> [Saved entries]

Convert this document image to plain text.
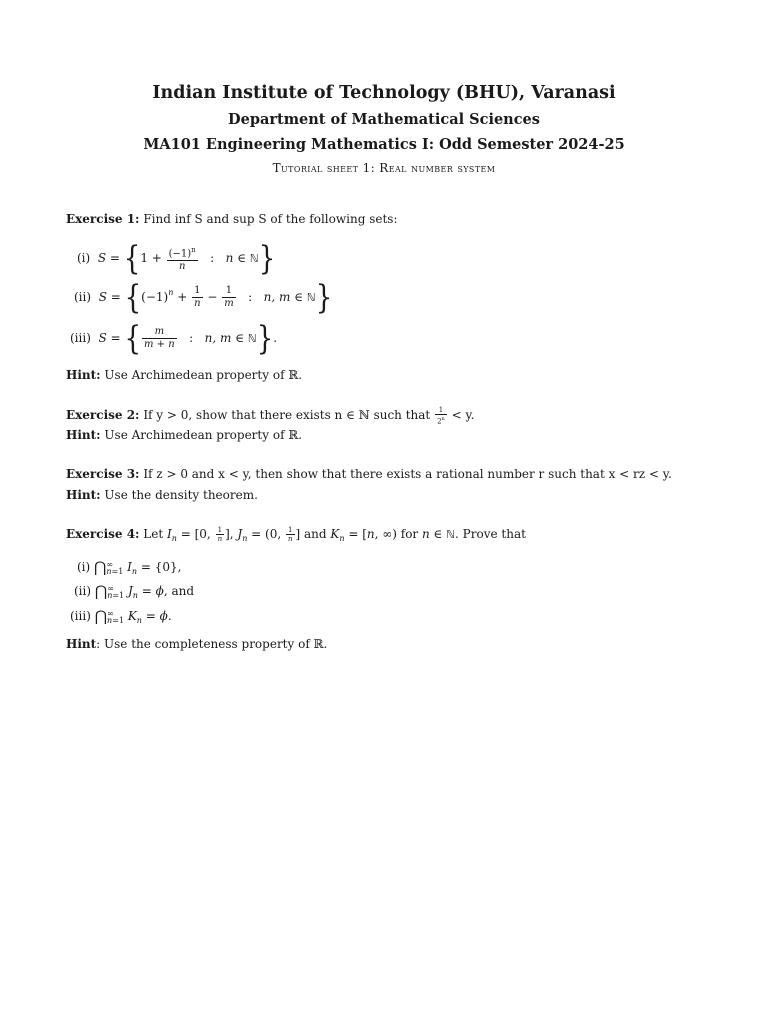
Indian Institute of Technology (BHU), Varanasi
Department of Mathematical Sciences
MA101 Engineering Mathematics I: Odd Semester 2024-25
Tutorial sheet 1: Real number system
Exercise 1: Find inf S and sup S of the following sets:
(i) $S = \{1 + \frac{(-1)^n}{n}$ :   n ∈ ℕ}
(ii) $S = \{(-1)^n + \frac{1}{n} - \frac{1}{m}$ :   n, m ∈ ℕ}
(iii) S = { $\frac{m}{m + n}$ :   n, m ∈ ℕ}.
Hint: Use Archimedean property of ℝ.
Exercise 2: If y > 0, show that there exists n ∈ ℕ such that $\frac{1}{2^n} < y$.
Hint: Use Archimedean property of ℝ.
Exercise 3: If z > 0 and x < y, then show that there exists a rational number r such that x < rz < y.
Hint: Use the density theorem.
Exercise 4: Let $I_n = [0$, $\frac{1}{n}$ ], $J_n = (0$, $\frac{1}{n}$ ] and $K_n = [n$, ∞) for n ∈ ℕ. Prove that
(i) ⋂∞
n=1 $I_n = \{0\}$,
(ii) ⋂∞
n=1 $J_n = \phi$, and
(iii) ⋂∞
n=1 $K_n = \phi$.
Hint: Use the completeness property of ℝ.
* * *
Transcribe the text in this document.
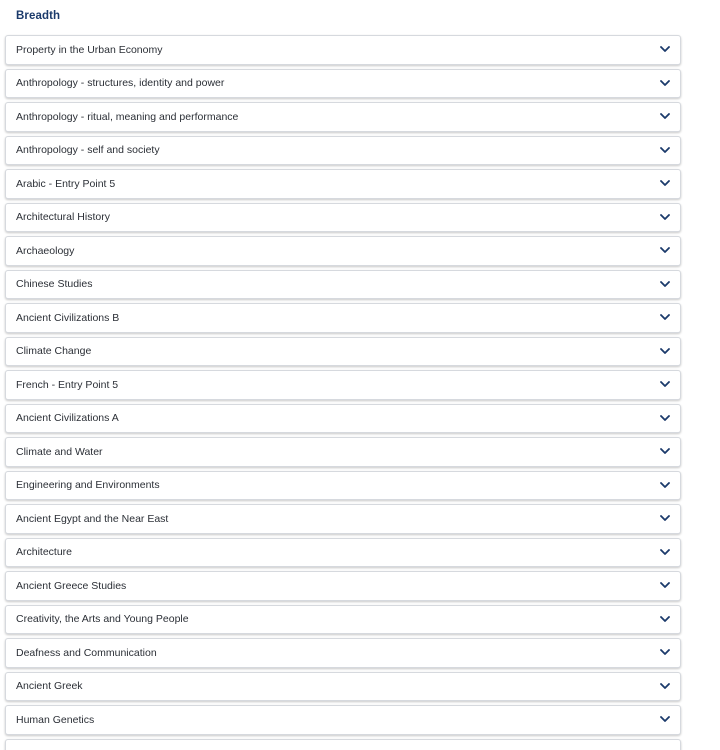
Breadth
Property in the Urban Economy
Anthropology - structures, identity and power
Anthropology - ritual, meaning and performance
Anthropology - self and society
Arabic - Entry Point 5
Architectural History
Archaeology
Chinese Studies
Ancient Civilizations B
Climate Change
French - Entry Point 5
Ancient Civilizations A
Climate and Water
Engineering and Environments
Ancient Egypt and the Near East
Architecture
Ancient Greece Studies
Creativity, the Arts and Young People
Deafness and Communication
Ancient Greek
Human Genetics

> [What you should do] Pull every line containing "that" from the material above.

> [Task result]
Exercise 2: If y > 0, show that there exists n ∈ ℕ such that $\frac{1}{2^n} < y$.
Exercise 3: If z > 0 and x < y, then show that there exists a rational number r such that x < rz < y.
Exercise 4: Let $I_n = [0$, $\frac{1}{n}$ ], $J_n = (0$, $\frac{1}{n}$ ] and $K_n = [n$, ∞) for n ∈ ℕ. Prove that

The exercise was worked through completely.